● Provided material

===

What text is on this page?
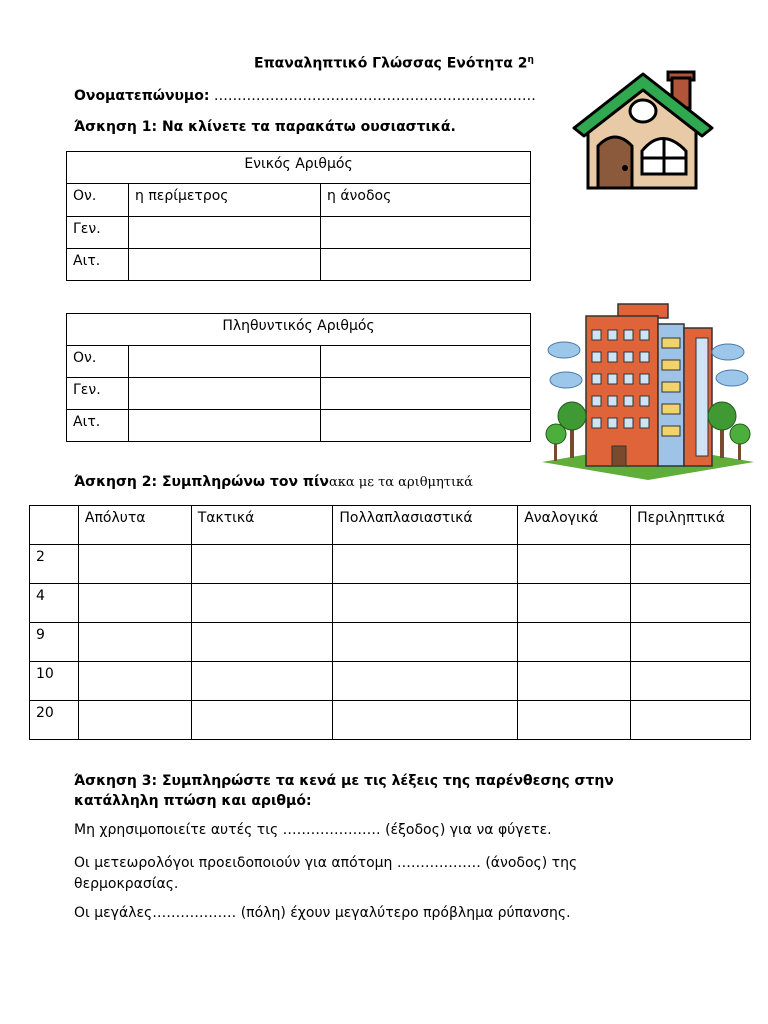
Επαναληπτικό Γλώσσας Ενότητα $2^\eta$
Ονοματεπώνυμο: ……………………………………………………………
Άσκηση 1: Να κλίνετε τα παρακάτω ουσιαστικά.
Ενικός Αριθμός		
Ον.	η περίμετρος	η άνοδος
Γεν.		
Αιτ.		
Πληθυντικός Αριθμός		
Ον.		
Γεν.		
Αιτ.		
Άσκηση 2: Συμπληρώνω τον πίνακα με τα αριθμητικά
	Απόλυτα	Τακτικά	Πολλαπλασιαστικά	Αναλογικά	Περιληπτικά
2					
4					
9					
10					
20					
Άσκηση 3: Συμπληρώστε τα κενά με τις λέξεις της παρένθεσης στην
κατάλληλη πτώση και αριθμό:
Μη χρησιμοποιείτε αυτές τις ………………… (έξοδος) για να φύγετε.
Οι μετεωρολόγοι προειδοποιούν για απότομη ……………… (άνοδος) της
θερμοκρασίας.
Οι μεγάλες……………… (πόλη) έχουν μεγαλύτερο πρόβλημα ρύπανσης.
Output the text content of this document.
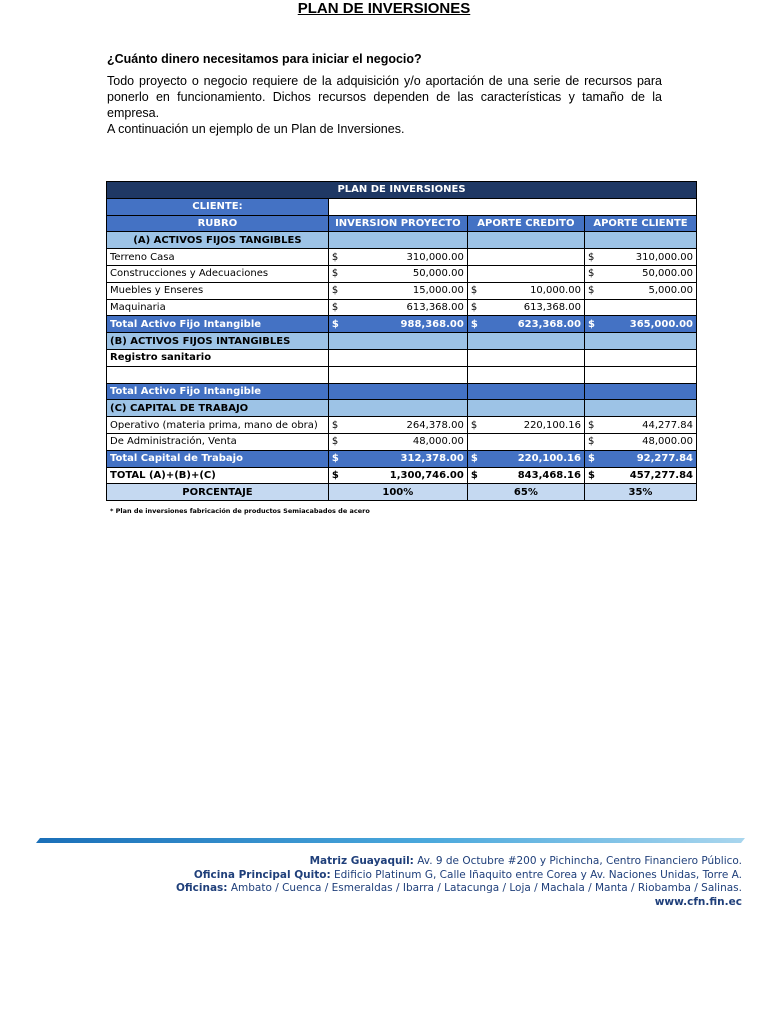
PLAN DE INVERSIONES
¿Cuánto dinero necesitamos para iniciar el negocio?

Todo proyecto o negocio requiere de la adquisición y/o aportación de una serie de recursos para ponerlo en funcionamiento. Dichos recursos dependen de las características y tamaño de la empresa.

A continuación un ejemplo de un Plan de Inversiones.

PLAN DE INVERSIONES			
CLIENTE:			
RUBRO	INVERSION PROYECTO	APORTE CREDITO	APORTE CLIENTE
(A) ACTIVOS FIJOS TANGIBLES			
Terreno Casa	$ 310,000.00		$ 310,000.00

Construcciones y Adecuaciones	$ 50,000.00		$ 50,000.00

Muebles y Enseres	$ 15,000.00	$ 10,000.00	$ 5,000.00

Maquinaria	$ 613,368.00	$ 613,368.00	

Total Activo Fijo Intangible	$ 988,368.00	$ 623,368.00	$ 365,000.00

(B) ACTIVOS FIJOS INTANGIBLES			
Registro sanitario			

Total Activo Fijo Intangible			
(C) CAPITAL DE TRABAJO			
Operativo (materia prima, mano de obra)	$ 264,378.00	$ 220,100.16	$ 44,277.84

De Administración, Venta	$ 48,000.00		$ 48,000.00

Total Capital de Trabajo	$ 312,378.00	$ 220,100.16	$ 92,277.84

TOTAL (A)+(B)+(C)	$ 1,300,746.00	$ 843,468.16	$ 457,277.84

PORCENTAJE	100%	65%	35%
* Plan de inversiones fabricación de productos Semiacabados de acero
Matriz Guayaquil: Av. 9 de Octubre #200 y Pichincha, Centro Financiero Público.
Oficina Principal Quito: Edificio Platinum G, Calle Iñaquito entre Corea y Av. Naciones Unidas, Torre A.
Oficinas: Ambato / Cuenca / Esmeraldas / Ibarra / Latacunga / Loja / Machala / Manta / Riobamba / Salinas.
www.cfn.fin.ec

===

● Problem to solve
Gather up the lines containing the word "negocio" from these records and copy them.

● Solution to the exercise
¿Cuánto dinero necesitamos para iniciar el negocio?
Todo proyecto o negocio requiere de la adquisición y/o aportación de una serie de recursos para ponerlo en funcionamiento. Dichos recursos dependen de las características y tamaño de la empresa.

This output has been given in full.